=== Materials provided ===
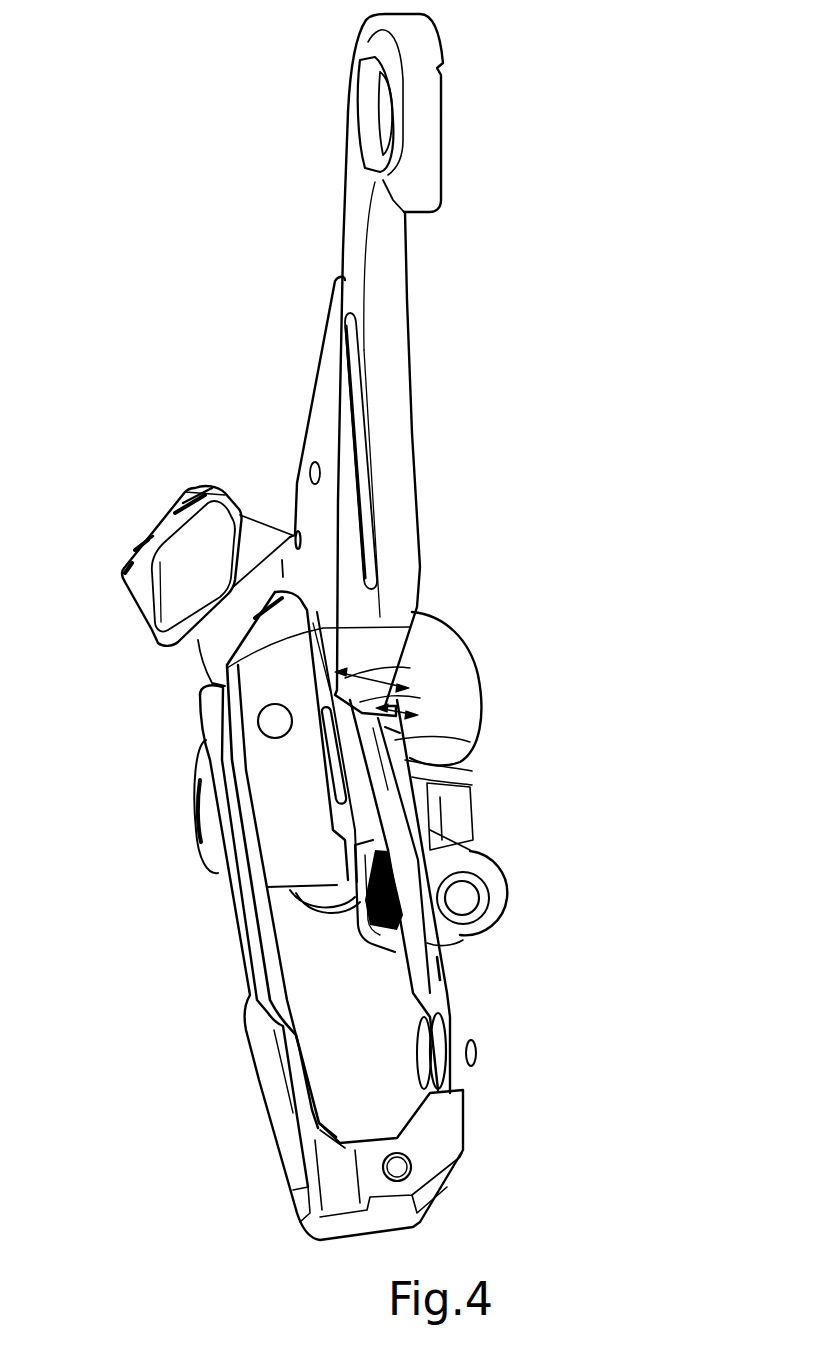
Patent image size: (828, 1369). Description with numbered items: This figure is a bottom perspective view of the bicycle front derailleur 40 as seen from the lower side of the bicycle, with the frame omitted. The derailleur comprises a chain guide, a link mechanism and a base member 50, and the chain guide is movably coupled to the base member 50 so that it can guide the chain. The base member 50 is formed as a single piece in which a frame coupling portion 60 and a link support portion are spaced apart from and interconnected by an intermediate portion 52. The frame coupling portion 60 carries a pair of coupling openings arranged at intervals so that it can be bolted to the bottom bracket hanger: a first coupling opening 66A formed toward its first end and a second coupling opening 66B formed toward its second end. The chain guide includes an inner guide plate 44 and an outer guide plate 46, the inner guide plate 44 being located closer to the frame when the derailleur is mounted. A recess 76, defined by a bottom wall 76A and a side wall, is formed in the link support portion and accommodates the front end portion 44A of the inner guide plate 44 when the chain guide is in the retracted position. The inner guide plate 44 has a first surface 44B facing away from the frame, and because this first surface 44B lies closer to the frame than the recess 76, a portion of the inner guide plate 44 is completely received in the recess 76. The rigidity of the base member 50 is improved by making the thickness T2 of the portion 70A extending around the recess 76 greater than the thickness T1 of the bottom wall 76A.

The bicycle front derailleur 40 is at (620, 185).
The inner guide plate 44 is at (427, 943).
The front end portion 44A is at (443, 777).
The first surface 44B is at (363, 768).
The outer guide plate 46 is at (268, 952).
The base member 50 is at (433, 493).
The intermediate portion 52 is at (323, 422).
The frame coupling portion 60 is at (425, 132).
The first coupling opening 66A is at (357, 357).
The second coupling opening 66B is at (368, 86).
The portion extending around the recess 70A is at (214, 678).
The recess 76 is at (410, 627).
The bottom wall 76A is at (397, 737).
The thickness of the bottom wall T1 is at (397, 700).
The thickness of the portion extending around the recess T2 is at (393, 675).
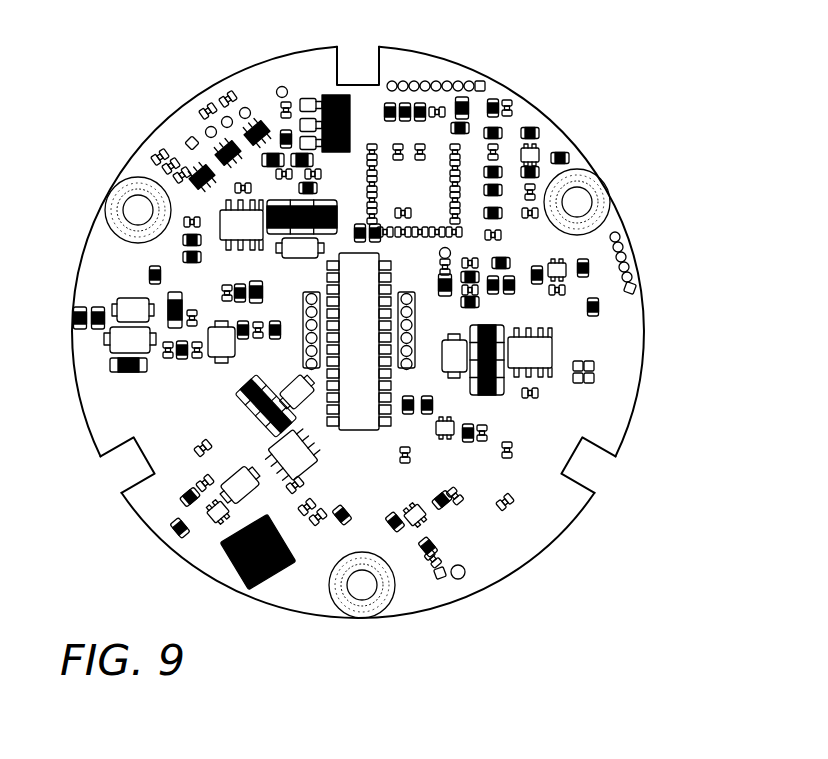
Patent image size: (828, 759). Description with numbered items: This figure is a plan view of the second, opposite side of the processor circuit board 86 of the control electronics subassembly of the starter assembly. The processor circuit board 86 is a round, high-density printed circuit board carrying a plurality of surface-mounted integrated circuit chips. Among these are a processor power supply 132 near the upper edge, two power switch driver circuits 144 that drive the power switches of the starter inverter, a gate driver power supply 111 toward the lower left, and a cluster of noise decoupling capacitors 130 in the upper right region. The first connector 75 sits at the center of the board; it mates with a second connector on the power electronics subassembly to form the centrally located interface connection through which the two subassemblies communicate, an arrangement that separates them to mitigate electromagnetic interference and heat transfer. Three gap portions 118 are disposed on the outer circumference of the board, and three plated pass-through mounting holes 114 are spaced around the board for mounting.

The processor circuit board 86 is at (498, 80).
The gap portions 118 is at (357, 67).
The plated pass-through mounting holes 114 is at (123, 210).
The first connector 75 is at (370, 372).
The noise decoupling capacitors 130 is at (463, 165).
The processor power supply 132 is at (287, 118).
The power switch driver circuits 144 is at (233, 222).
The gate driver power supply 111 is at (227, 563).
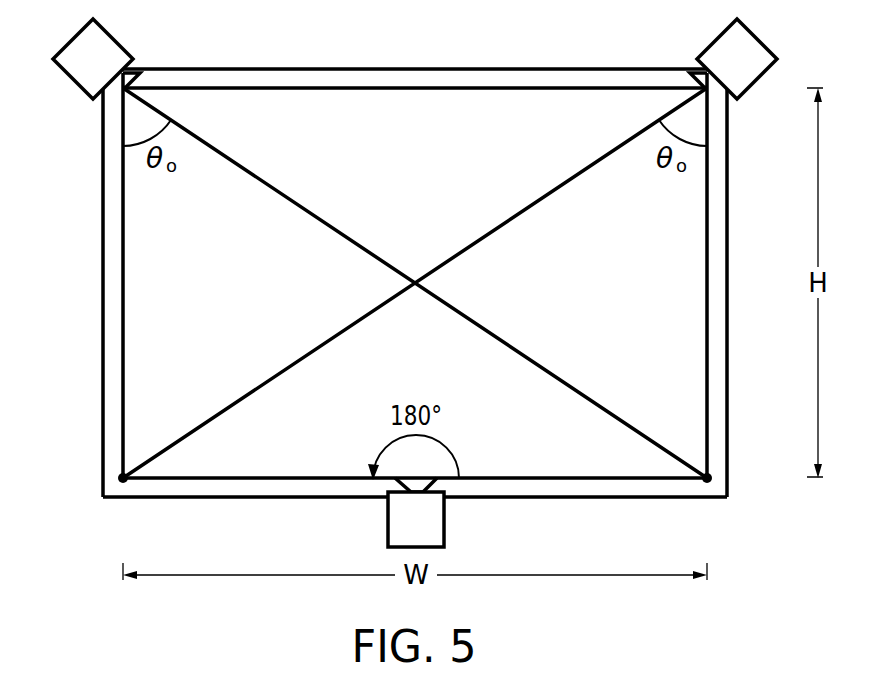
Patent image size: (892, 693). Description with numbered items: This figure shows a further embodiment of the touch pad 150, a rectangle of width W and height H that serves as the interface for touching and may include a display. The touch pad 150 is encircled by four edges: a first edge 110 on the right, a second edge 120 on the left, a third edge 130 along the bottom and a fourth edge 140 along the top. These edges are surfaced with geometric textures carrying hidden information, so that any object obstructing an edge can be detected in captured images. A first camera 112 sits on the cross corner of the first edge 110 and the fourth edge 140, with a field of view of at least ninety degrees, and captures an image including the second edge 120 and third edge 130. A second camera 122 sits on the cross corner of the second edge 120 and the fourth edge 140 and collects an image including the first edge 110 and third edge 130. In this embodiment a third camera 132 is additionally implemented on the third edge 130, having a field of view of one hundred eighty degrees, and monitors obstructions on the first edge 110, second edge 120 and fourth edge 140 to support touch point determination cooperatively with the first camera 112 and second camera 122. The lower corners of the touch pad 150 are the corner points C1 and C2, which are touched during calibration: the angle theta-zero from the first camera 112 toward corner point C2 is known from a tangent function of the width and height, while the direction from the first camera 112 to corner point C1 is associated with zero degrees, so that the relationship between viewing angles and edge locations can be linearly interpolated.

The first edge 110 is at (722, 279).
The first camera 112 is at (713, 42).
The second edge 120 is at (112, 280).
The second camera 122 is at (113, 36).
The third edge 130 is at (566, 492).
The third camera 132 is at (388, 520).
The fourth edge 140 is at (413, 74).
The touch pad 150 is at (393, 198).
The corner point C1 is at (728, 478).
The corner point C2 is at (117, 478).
===
- **Stated goal**:
Please pick out every line in the records above that contains the word "plated", and copy each one. Case counts.

- **Answer**:
Patent image size: (828, 759). Description with numbered items: This figure is a plan view of the second, opposite side of the processor circuit board 86 of the control electronics subassembly of the starter assembly. The processor circuit board 86 is a round, high-density printed circuit board carrying a plurality of surface-mounted integrated circuit chips. Among these are a processor power supply 132 near the upper edge, two power switch driver circuits 144 that drive the power switches of the starter inverter, a gate driver power supply 111 toward the lower left, and a cluster of noise decoupling capacitors 130 in the upper right region. The first connector 75 sits at the center of the board; it mates with a second connector on the power electronics subassembly to form the centrally located interface connection through which the two subassemblies communicate, an arrangement that separates them to mitigate electromagnetic interference and heat transfer. Three gap portions 118 are disposed on the outer circumference of the board, and three plated pass-through mounting holes 114 are spaced around the board for mounting.
The plated pass-through mounting holes 114 is at (123, 210).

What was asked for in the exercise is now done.